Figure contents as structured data
## begin
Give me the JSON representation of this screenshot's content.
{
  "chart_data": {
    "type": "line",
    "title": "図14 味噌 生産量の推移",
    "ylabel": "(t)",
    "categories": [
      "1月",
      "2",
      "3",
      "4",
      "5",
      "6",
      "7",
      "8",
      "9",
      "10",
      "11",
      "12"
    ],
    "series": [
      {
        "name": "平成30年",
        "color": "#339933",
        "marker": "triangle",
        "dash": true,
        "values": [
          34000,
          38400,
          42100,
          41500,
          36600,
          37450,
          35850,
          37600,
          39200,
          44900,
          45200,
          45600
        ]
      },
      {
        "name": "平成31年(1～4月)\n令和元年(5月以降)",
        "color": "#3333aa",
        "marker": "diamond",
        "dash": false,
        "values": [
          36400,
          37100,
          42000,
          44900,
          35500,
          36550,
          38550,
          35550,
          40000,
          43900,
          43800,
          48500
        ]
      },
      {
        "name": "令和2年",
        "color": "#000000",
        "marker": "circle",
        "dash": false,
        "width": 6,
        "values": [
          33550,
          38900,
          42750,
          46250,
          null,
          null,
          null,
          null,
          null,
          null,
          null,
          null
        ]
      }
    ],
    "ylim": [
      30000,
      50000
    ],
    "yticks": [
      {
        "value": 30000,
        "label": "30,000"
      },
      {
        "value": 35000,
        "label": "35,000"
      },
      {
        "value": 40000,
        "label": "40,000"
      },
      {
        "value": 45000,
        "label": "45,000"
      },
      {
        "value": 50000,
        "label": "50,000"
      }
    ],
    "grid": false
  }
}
## end
The records above must be output exactly, in full.

> SOLUTION FOR THIS TASK
Give me the JSON representation of this screenshot's content.
{
  "chart_data": {
    "type": "line",
    "title": "図14 味噌 生産量の推移",
    "ylabel": "(t)",
    "categories": [
      "1月",
      "2",
      "3",
      "4",
      "5",
      "6",
      "7",
      "8",
      "9",
      "10",
      "11",
      "12"
    ],
    "series": [
      {
        "name": "平成30年",
        "color": "#339933",
        "marker": "triangle",
        "dash": true,
        "values": [
          34000,
          38400,
          42100,
          41500,
          36600,
          37450,
          35850,
          37600,
          39200,
          44900,
          45200,
          45600
        ]
      },
      {
        "name": "平成31年(1～4月)\n令和元年(5月以降)",
        "color": "#3333aa",
        "marker": "diamond",
        "dash": false,
        "values": [
          36400,
          37100,
          42000,
          44900,
          35500,
          36550,
          38550,
          35550,
          40000,
          43900,
          43800,
          48500
        ]
      },
      {
        "name": "令和2年",
        "color": "#000000",
        "marker": "circle",
        "dash": false,
        "width": 6,
        "values": [
          33550,
          38900,
          42750,
          46250,
          null,
          null,
          null,
          null,
          null,
          null,
          null,
          null
        ]
      }
    ],
    "ylim": [
      30000,
      50000
    ],
    "yticks": [
      {
        "value": 30000,
        "label": "30,000"
      },
      {
        "value": 35000,
        "label": "35,000"
      },
      {
        "value": 40000,
        "label": "40,000"
      },
      {
        "value": 45000,
        "label": "45,000"
      },
      {
        "value": 50000,
        "label": "50,000"
      }
    ],
    "grid": false
  }
}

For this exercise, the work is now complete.